▶ WHAT THE TASK ASKS: Report how many lines in the records hold the string "screenshot"; give the number and nothing else.

▶ DATASET EXTRACT:

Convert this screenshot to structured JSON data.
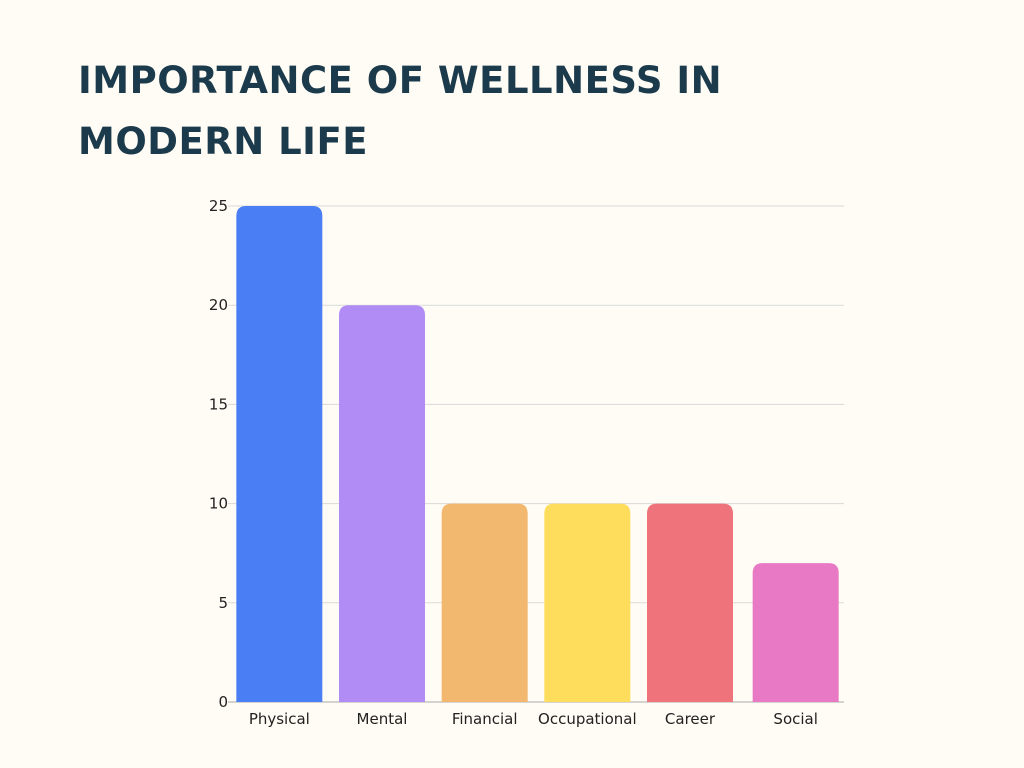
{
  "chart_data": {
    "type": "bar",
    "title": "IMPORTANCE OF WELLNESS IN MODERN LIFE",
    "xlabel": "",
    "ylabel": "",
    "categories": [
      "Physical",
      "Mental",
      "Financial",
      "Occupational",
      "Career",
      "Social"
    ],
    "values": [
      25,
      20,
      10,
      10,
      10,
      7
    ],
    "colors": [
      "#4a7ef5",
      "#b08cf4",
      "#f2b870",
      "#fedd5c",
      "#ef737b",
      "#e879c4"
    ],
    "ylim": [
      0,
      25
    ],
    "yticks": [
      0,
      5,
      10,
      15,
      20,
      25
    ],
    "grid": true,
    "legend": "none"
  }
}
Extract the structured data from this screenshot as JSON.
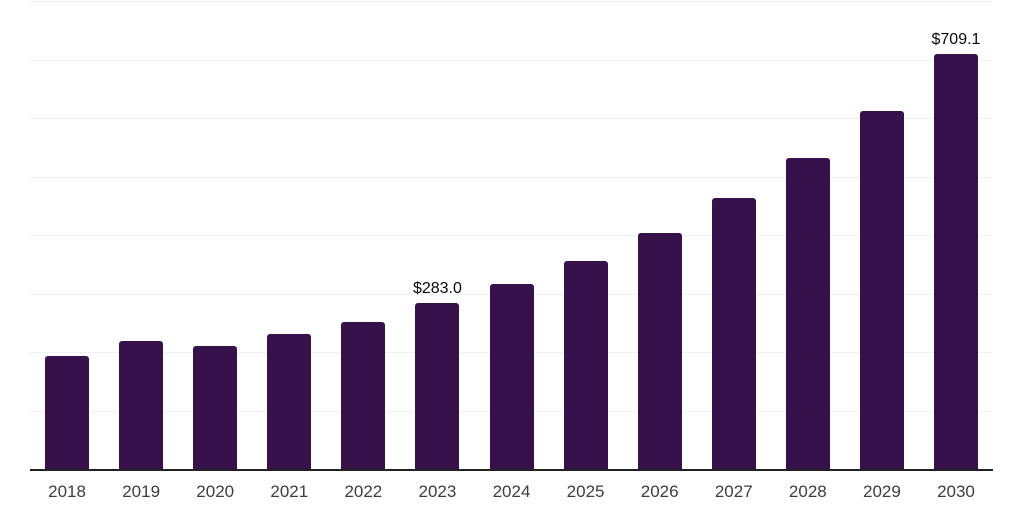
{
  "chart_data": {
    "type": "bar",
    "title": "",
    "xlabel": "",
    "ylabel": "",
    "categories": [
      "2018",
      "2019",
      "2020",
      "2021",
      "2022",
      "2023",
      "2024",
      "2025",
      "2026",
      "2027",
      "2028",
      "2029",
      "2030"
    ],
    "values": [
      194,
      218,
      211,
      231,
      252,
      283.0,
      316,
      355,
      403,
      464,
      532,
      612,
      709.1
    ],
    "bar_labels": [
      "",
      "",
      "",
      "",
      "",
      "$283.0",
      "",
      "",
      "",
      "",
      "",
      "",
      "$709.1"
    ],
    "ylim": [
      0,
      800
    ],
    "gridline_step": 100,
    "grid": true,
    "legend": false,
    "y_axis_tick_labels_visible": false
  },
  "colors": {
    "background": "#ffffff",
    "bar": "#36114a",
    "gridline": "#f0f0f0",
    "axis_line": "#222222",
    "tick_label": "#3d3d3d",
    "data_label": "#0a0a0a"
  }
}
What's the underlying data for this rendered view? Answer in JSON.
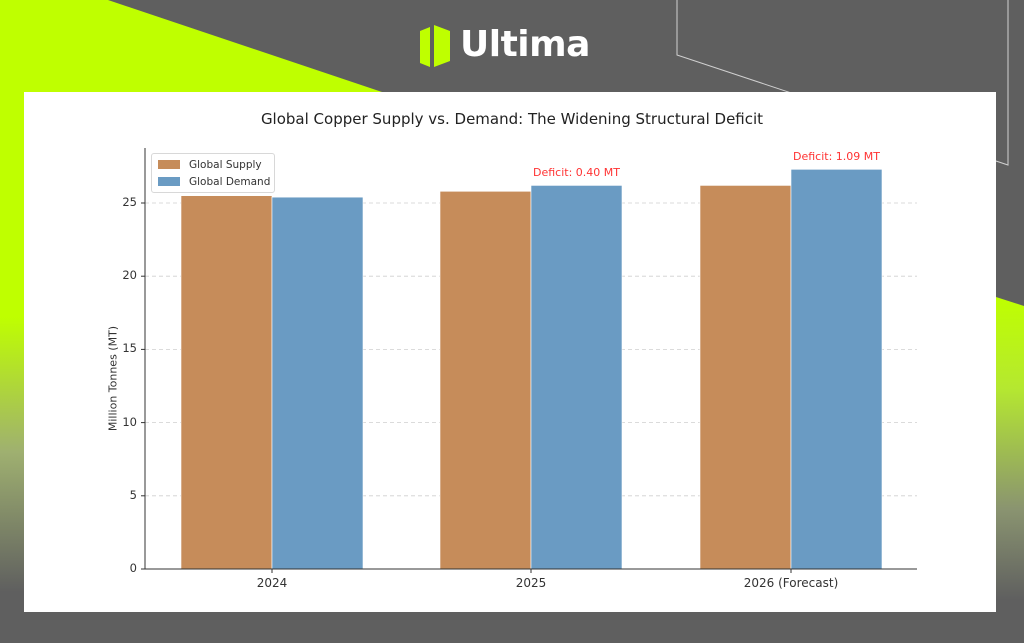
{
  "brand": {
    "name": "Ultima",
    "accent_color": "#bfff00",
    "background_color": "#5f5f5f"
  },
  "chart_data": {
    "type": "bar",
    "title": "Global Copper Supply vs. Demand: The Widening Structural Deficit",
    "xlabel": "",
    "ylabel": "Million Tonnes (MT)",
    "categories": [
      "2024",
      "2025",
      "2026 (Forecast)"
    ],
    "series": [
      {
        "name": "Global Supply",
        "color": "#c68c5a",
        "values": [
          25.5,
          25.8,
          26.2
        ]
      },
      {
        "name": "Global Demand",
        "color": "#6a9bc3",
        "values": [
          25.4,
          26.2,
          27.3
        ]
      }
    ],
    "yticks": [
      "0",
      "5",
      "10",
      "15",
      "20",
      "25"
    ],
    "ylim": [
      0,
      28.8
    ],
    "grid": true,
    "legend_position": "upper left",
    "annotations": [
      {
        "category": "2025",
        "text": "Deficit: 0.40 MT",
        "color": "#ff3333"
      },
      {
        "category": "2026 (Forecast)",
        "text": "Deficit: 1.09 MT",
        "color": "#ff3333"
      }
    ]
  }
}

▶ EXERCISE RESULT: 2